» What you have to do: Find all lines in the listing that include the word "name", then copy them.

--------

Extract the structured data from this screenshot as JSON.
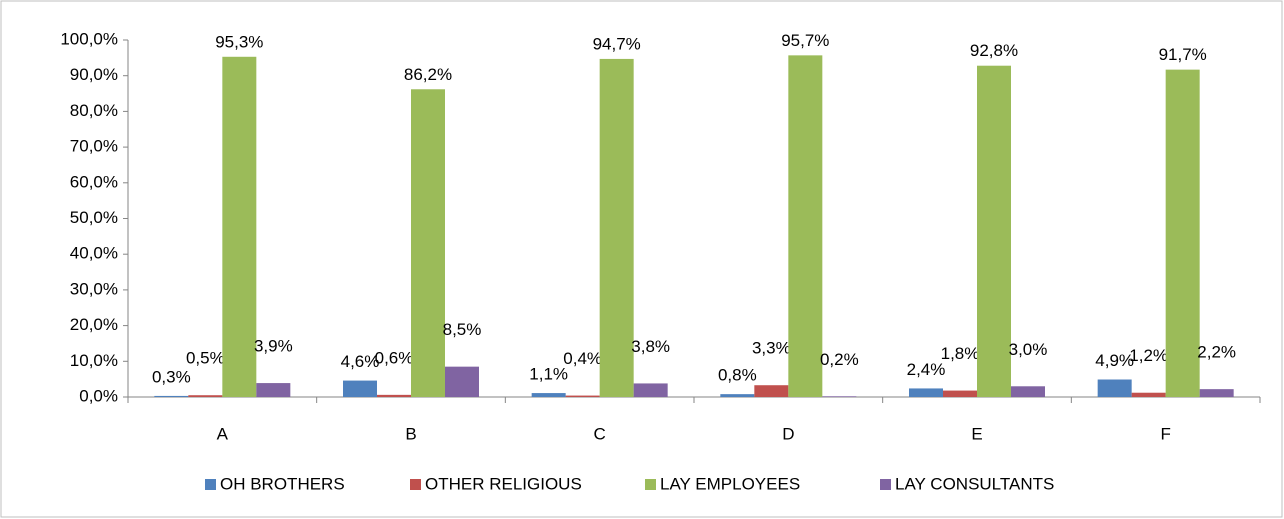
{
  "chart_data": {
    "type": "bar",
    "categories": [
      "A",
      "B",
      "C",
      "D",
      "E",
      "F"
    ],
    "series": [
      {
        "name": "OH BROTHERS",
        "color": "#4f81bd",
        "values": [
          0.3,
          4.6,
          1.1,
          0.8,
          2.4,
          4.9
        ],
        "value_labels": [
          "0,3%",
          "4,6%",
          "1,1%",
          "0,8%",
          "2,4%",
          "4,9%"
        ]
      },
      {
        "name": "OTHER RELIGIOUS",
        "color": "#c0504d",
        "values": [
          0.5,
          0.6,
          0.4,
          3.3,
          1.8,
          1.2
        ],
        "value_labels": [
          "0,5%",
          "0,6%",
          "0,4%",
          "3,3%",
          "1,8%",
          "1,2%"
        ]
      },
      {
        "name": "LAY EMPLOYEES",
        "color": "#9bbb59",
        "values": [
          95.3,
          86.2,
          94.7,
          95.7,
          92.8,
          91.7
        ],
        "value_labels": [
          "95,3%",
          "86,2%",
          "94,7%",
          "95,7%",
          "92,8%",
          "91,7%"
        ]
      },
      {
        "name": "LAY CONSULTANTS",
        "color": "#8064a2",
        "values": [
          3.9,
          8.5,
          3.8,
          0.2,
          3.0,
          2.2
        ],
        "value_labels": [
          "3,9%",
          "8,5%",
          "3,8%",
          "0,2%",
          "3,0%",
          "2,2%"
        ]
      }
    ],
    "ylim": [
      0,
      100
    ],
    "yticks": [
      {
        "value": 0,
        "label": "0,0%"
      },
      {
        "value": 10,
        "label": "10,0%"
      },
      {
        "value": 20,
        "label": "20,0%"
      },
      {
        "value": 30,
        "label": "30,0%"
      },
      {
        "value": 40,
        "label": "40,0%"
      },
      {
        "value": 50,
        "label": "50,0%"
      },
      {
        "value": 60,
        "label": "60,0%"
      },
      {
        "value": 70,
        "label": "70,0%"
      },
      {
        "value": 80,
        "label": "80,0%"
      },
      {
        "value": 90,
        "label": "90,0%"
      },
      {
        "value": 100,
        "label": "100,0%"
      }
    ],
    "grid": false,
    "legend": "bottom"
  }
}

--------

» Final result:
        "name": "OH BROTHERS",
        "name": "OTHER RELIGIOUS",
        "name": "LAY EMPLOYEES",
        "name": "LAY CONSULTANTS",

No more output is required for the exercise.